===== EXERCISE INPUT
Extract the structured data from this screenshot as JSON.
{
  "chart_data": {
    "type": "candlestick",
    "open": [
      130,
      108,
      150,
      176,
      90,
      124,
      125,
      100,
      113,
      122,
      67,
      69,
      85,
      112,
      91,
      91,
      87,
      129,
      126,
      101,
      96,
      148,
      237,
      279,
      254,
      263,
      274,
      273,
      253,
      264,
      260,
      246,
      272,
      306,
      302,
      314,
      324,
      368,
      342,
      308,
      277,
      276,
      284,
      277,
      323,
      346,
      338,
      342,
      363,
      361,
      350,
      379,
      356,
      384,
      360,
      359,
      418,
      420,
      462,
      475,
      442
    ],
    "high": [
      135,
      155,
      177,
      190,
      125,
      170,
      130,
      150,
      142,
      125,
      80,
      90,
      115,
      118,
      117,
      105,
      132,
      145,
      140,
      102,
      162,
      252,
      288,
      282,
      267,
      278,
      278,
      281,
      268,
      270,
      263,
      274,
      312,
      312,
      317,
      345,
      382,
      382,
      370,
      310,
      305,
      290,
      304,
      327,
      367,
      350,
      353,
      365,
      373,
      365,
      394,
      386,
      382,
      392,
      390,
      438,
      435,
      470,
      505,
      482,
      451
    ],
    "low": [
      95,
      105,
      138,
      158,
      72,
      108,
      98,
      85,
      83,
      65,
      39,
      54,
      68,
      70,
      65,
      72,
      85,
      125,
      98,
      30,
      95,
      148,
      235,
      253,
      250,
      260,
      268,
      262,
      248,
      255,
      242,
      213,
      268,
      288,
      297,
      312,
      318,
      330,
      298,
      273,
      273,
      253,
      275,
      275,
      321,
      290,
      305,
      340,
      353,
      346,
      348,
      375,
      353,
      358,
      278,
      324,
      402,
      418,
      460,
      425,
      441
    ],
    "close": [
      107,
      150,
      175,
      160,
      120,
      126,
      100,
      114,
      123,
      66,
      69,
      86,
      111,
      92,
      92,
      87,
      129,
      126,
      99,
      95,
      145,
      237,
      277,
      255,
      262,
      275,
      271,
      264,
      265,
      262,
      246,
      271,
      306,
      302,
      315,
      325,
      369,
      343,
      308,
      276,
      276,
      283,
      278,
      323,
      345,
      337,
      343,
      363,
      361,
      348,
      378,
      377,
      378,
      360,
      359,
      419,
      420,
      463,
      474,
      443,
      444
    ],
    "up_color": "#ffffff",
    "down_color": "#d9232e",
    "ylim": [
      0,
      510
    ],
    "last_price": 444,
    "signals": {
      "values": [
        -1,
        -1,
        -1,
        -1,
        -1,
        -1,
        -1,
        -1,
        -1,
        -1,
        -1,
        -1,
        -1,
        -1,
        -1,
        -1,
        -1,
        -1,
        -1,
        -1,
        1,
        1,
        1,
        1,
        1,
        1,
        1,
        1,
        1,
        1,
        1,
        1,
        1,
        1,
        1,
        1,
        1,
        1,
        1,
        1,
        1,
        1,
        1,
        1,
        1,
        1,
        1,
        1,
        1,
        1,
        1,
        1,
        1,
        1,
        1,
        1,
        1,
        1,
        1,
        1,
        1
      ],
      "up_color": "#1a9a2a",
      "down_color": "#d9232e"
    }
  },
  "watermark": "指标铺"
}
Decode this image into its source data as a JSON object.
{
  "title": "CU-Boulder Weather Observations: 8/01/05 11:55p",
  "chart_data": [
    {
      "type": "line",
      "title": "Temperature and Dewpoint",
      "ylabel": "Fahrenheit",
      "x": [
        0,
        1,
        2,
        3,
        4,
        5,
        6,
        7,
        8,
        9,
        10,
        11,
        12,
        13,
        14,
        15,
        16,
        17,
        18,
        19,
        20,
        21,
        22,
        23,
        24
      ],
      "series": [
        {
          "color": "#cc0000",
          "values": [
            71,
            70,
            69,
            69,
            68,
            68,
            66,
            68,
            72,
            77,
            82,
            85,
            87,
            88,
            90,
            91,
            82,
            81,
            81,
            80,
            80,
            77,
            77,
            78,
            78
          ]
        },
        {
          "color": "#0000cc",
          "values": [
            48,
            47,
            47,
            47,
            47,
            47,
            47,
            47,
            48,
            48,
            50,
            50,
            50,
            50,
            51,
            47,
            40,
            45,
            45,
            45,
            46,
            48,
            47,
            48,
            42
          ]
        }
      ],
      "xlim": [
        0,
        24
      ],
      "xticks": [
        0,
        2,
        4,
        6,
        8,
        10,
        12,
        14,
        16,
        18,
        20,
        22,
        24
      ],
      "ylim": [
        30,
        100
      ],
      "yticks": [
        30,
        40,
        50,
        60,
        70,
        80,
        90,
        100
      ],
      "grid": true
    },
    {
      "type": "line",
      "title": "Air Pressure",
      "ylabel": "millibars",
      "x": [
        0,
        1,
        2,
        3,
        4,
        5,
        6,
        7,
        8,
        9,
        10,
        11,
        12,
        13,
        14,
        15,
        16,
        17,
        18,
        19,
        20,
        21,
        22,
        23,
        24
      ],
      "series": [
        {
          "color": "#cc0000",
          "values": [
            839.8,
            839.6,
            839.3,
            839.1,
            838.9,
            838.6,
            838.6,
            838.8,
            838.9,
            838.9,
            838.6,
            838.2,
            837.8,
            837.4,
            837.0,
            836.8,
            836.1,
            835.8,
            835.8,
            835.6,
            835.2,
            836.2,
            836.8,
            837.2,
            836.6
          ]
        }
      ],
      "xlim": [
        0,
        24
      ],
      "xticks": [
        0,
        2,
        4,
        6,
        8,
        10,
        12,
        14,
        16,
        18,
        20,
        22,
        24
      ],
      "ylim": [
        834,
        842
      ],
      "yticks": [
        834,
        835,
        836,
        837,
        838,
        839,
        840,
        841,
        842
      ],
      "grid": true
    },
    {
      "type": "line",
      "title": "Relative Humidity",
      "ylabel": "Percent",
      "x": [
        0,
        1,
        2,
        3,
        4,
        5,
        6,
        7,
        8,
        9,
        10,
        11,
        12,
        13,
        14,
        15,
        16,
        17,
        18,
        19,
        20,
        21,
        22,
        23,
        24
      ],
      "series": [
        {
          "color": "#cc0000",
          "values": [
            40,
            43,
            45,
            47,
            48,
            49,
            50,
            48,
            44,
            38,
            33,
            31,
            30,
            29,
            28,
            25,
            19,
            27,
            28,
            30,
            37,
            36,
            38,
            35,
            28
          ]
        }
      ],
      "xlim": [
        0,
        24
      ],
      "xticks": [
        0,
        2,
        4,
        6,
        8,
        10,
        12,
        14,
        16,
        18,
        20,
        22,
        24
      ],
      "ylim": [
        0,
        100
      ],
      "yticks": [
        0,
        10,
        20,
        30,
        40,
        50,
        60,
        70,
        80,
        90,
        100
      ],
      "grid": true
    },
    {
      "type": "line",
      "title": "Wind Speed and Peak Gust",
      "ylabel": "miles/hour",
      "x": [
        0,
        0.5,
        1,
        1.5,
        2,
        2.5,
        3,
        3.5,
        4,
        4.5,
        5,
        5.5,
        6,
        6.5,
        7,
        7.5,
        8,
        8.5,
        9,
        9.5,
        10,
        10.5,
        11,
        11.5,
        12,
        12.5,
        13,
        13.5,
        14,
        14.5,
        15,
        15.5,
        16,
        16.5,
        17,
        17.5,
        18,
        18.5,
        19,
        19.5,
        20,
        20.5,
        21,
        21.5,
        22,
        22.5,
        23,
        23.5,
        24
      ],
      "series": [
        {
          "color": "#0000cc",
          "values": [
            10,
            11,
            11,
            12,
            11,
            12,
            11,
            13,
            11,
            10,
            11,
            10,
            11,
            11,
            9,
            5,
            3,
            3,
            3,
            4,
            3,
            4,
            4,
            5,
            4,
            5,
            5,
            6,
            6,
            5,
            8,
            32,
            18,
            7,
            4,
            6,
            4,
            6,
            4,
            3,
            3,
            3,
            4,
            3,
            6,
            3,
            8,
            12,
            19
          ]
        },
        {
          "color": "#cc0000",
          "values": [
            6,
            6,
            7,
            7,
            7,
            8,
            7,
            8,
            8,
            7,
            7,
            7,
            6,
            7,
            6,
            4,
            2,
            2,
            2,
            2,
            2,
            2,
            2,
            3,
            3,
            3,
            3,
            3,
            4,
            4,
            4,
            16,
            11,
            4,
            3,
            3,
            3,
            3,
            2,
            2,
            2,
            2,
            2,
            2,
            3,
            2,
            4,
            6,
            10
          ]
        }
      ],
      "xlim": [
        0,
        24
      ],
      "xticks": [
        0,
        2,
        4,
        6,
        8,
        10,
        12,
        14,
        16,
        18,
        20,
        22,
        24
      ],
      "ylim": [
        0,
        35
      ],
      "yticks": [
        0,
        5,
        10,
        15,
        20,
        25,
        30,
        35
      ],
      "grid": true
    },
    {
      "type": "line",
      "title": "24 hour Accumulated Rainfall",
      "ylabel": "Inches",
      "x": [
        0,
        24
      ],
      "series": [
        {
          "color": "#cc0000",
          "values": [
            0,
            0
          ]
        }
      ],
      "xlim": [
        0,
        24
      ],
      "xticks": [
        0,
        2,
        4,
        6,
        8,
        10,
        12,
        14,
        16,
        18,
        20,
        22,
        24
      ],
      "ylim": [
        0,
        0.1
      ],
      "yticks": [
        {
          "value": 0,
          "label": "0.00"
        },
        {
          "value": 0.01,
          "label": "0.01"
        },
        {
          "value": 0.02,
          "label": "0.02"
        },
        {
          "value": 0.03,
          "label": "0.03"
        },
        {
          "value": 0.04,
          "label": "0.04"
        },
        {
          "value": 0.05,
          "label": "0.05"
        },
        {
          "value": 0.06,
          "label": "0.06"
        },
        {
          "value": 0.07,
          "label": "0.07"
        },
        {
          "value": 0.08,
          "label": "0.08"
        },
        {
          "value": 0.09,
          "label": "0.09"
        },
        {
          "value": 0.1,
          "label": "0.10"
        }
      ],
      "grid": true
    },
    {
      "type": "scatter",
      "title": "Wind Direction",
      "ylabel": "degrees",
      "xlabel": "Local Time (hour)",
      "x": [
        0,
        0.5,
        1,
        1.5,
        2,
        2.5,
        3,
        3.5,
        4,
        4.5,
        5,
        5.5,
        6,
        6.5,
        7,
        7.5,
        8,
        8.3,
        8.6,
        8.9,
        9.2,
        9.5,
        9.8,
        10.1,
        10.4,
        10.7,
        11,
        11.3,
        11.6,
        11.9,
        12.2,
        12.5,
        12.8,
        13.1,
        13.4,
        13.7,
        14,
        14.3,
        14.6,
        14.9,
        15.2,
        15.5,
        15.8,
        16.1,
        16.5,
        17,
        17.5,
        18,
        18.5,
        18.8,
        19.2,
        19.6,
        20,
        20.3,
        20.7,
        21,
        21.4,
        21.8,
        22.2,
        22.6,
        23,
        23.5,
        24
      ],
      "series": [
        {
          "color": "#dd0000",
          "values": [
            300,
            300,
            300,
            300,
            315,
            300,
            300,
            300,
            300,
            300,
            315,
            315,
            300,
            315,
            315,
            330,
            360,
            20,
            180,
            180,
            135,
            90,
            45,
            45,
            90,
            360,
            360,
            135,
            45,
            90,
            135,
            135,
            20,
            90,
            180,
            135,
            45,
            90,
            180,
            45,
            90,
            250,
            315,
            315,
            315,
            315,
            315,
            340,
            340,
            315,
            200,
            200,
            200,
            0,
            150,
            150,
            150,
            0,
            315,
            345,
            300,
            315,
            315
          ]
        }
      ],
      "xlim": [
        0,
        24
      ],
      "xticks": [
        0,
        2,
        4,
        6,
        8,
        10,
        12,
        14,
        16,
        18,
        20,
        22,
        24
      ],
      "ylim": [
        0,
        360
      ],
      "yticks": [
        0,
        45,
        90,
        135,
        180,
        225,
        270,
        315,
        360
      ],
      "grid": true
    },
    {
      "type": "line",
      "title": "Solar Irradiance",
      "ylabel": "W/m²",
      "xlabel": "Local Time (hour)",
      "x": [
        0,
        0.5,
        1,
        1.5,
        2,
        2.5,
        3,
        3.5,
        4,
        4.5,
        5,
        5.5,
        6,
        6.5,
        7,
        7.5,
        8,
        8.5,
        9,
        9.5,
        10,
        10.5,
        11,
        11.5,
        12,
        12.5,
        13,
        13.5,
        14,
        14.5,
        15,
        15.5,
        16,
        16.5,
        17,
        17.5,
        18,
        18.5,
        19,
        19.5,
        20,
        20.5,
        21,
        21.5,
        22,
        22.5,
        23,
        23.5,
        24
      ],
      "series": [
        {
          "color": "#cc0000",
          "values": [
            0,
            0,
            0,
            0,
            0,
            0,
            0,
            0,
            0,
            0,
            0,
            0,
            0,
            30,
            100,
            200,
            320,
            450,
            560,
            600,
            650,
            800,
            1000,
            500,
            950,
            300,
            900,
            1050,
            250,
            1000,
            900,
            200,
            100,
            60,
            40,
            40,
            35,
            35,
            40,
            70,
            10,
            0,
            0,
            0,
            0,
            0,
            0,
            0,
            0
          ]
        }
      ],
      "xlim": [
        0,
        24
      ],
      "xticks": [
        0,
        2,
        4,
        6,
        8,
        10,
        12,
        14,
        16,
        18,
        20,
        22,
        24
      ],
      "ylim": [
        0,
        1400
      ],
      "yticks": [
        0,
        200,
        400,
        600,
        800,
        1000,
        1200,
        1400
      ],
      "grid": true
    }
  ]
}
==========
**EXERCISE INSTRUCTIONS**: Extract from the material all lines containing the string "Wind".

**ANSWER TO THIS PROBLEM**:
      "title": "Wind Speed and Peak Gust",
      "title": "Wind Direction",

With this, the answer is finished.